**Aim:**
Would you copy only the lines below, beginning with the one that contains "Serialize everything readable" and running through the last entry line?

**Data to process:**
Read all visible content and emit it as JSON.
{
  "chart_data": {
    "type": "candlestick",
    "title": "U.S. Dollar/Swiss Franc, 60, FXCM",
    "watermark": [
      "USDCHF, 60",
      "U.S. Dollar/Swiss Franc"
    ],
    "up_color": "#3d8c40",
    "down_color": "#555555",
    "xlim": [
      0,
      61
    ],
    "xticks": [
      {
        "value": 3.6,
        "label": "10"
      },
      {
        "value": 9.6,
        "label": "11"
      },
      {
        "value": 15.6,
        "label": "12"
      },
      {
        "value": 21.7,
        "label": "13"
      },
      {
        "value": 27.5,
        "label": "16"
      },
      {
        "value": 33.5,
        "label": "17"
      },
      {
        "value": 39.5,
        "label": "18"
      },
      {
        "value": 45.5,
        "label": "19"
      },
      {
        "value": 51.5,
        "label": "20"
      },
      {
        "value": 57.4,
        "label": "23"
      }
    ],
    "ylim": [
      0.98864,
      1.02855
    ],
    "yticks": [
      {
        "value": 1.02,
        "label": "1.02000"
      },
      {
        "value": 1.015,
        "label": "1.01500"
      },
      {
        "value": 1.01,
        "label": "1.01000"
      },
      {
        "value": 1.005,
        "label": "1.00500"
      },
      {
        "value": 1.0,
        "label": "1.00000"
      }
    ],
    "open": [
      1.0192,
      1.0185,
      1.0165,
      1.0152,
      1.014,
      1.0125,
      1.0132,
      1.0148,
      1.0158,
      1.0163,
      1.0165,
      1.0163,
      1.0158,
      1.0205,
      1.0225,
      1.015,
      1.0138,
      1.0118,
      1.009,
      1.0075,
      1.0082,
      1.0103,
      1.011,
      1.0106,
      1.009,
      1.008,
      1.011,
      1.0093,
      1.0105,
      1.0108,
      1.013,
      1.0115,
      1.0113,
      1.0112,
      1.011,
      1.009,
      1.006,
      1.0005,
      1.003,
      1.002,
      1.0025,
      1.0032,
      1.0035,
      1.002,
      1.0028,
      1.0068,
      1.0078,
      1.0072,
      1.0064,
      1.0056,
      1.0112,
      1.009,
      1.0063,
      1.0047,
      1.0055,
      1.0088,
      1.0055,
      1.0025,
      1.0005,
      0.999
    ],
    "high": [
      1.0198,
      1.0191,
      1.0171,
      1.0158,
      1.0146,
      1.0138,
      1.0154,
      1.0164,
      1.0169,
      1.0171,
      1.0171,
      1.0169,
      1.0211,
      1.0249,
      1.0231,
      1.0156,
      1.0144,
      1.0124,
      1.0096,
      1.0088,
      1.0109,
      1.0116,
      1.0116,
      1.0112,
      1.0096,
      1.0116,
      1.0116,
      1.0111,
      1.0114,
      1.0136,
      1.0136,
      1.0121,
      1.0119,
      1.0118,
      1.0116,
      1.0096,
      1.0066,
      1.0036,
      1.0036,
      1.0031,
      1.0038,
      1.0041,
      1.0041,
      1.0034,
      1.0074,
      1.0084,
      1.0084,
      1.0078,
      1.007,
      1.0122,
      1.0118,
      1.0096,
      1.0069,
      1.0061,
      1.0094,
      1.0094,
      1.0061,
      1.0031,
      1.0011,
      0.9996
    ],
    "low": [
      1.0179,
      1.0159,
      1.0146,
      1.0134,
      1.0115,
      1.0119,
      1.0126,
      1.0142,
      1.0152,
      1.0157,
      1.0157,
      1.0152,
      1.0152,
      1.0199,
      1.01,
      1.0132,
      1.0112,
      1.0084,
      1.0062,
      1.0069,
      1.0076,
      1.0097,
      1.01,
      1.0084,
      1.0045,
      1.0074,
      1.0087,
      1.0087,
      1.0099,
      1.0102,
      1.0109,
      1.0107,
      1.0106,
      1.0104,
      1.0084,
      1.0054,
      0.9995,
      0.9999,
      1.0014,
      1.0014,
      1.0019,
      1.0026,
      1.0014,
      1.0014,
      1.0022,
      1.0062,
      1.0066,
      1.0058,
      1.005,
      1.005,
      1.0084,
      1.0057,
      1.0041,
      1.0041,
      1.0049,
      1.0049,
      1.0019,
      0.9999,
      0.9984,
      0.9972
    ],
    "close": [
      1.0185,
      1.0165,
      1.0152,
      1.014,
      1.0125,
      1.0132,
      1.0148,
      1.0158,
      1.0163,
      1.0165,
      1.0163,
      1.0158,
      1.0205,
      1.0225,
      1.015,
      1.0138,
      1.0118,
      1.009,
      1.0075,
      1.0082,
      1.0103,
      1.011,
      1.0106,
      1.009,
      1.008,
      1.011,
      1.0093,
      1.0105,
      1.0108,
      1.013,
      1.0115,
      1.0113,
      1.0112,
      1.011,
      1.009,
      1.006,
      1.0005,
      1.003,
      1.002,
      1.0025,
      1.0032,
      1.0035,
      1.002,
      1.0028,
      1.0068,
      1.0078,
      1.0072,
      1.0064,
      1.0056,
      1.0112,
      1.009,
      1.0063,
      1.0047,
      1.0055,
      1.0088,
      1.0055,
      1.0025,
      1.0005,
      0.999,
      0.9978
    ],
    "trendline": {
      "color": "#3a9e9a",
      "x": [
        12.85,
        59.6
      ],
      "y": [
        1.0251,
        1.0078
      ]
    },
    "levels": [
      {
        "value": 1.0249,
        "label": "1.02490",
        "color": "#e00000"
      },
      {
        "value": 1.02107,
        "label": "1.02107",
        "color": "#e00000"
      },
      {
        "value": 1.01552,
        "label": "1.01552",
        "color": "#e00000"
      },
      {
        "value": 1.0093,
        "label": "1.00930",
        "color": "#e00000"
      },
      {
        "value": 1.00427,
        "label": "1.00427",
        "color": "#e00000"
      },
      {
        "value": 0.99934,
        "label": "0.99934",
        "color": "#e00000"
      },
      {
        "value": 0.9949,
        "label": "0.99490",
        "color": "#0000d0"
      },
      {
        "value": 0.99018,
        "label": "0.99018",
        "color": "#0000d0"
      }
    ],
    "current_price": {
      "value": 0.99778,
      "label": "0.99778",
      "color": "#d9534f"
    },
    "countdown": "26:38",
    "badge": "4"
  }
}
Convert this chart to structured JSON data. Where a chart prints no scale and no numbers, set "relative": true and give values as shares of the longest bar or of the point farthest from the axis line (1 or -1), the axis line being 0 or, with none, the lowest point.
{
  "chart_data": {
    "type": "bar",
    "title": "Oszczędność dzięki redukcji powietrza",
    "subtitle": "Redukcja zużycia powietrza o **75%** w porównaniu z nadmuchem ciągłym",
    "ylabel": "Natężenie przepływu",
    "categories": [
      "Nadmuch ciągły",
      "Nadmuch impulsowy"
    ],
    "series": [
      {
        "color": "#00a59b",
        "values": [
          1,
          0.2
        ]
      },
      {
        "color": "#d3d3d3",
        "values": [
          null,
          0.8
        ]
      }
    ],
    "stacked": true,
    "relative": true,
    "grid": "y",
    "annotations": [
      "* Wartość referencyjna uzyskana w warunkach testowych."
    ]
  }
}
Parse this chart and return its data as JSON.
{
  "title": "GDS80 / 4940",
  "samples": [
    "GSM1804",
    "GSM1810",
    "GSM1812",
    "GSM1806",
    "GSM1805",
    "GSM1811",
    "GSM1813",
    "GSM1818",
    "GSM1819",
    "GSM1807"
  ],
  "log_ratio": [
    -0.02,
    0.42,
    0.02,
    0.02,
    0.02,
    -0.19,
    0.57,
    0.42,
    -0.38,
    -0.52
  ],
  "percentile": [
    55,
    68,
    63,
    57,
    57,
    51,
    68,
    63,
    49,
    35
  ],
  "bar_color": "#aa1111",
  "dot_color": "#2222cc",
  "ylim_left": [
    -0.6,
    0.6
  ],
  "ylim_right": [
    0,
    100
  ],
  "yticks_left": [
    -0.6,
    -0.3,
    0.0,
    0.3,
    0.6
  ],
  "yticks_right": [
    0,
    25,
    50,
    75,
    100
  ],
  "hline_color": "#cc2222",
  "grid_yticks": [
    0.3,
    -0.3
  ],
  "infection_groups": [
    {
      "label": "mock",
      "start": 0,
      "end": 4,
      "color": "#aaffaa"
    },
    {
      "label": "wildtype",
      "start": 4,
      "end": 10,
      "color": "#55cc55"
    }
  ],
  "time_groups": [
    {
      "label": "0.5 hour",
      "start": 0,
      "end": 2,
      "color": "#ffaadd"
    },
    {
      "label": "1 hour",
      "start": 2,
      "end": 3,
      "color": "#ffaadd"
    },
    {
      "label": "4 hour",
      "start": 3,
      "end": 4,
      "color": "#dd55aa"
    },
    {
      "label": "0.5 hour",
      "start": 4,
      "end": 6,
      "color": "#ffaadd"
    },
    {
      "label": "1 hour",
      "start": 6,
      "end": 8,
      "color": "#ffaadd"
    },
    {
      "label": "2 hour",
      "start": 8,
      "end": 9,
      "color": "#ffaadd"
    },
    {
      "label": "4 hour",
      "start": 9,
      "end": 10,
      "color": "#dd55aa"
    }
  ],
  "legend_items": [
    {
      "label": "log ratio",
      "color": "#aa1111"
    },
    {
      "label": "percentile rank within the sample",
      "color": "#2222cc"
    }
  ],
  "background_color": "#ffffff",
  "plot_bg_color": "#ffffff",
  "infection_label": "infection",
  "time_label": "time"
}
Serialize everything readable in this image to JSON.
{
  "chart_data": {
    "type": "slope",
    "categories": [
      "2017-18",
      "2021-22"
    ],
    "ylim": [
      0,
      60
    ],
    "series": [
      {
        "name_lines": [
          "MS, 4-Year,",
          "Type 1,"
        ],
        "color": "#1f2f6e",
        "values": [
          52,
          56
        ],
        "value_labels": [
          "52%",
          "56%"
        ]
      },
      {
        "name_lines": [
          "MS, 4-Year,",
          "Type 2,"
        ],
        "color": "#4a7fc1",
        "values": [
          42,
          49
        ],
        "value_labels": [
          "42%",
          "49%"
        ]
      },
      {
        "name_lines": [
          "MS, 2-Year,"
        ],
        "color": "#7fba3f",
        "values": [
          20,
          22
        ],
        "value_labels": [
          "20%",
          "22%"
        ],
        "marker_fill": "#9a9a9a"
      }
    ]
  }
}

**Finished answer:**
Serialize everything readable in this image to JSON.
{
  "chart_data": {
    "type": "slope",
    "categories": [
      "2017-18",
      "2021-22"
    ],
    "ylim": [
      0,
      60
    ],
    "series": [
      {
        "name_lines": [
          "MS, 4-Year,",
          "Type 1,"
        ],
        "color": "#1f2f6e",
        "values": [
          52,
          56
        ],
        "value_labels": [
          "52%",
          "56%"
        ]
      },
      {
        "name_lines": [
          "MS, 4-Year,",
          "Type 2,"
        ],
        "color": "#4a7fc1",
        "values": [
          42,
          49
        ],
        "value_labels": [
          "42%",
          "49%"
        ]
      },
      {
        "name_lines": [
          "MS, 2-Year,"
        ],
        "color": "#7fba3f",
        "values": [
          20,
          22
        ],
        "value_labels": [
          "20%",
          "22%"
        ],
        "marker_fill": "#9a9a9a"
      }
    ]
  }
}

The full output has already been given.